- **Request**
Every line that holds "name" should be shown.

[Records from a collection of figures]

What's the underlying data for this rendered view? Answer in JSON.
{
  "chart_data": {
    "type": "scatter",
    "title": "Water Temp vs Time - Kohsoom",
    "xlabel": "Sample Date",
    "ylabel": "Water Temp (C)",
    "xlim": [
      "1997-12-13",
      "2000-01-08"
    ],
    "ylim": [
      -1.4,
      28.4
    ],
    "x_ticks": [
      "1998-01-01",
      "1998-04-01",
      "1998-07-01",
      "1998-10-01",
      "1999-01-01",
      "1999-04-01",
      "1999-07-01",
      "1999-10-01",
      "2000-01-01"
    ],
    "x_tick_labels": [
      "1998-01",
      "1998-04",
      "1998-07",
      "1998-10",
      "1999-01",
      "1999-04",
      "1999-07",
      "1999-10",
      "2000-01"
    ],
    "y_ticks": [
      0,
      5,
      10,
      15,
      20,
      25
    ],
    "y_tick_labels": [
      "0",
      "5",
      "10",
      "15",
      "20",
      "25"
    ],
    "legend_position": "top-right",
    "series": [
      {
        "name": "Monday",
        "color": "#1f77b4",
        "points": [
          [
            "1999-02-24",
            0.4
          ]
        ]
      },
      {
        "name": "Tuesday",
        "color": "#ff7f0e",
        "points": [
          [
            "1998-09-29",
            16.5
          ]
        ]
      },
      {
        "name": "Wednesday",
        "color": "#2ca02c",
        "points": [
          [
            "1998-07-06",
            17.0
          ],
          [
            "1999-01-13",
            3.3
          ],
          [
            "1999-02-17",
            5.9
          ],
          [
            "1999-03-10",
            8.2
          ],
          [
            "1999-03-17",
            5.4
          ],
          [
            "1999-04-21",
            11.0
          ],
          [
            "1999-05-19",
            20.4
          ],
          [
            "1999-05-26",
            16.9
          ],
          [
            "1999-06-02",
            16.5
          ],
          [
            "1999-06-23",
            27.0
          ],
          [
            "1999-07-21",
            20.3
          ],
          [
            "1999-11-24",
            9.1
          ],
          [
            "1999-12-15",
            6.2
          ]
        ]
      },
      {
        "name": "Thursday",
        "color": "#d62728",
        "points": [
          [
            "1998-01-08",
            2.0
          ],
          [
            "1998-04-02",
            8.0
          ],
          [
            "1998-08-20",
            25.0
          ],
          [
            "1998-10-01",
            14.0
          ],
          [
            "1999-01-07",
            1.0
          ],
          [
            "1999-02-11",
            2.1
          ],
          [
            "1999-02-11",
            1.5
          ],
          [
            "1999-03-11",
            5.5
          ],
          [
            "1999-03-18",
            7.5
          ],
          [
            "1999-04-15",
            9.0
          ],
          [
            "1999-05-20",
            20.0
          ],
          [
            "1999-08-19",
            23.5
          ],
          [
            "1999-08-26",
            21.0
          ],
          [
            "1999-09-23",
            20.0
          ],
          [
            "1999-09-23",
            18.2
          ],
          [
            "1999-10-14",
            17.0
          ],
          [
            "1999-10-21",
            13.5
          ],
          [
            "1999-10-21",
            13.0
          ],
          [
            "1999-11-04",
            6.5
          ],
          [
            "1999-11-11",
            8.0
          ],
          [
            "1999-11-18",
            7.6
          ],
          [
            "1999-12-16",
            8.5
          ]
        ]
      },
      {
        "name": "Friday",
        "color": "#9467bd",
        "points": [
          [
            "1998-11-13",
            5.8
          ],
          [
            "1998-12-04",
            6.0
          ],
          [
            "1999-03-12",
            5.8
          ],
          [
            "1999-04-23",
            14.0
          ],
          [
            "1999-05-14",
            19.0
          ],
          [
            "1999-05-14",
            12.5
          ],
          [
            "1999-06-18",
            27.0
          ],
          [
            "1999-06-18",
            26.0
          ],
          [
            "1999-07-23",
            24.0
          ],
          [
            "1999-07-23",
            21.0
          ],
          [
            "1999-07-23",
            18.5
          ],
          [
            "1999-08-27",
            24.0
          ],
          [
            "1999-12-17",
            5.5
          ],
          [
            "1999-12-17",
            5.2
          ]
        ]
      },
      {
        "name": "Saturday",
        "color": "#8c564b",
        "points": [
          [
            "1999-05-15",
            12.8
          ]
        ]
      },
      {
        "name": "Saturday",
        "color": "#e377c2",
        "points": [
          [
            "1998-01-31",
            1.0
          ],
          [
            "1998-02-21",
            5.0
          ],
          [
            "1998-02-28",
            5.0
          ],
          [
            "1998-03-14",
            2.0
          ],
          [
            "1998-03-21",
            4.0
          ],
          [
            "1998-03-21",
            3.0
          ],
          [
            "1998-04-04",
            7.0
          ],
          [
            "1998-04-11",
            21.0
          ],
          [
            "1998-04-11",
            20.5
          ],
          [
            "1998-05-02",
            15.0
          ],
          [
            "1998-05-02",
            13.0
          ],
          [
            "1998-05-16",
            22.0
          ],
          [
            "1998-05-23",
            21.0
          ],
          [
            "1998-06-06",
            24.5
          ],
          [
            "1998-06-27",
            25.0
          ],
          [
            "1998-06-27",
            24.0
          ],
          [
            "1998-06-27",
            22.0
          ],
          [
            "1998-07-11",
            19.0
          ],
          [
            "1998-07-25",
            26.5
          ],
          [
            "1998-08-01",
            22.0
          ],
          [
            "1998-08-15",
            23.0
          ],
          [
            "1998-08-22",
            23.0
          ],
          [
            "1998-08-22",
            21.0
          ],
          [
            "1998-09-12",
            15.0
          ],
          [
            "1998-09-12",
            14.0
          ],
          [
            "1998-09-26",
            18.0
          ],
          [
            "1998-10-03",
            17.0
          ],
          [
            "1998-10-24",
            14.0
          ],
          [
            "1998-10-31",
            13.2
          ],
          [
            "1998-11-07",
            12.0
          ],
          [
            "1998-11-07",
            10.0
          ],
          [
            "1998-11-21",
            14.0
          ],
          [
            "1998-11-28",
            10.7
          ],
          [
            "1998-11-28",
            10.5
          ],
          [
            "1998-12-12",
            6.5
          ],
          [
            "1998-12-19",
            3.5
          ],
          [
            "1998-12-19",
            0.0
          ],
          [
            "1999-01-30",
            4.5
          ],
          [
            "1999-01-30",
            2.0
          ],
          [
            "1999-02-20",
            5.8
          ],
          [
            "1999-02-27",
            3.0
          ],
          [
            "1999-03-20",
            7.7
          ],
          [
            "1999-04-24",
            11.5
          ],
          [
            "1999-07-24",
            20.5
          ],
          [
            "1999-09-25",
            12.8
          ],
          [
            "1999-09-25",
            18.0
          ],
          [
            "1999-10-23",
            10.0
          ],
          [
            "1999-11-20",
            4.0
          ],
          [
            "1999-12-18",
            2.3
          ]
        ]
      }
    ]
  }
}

- **Answer below**
        "name": "Monday",
        "name": "Tuesday",
        "name": "Wednesday",
        "name": "Thursday",
        "name": "Friday",
        "name": "Saturday",
        "name": "Saturday",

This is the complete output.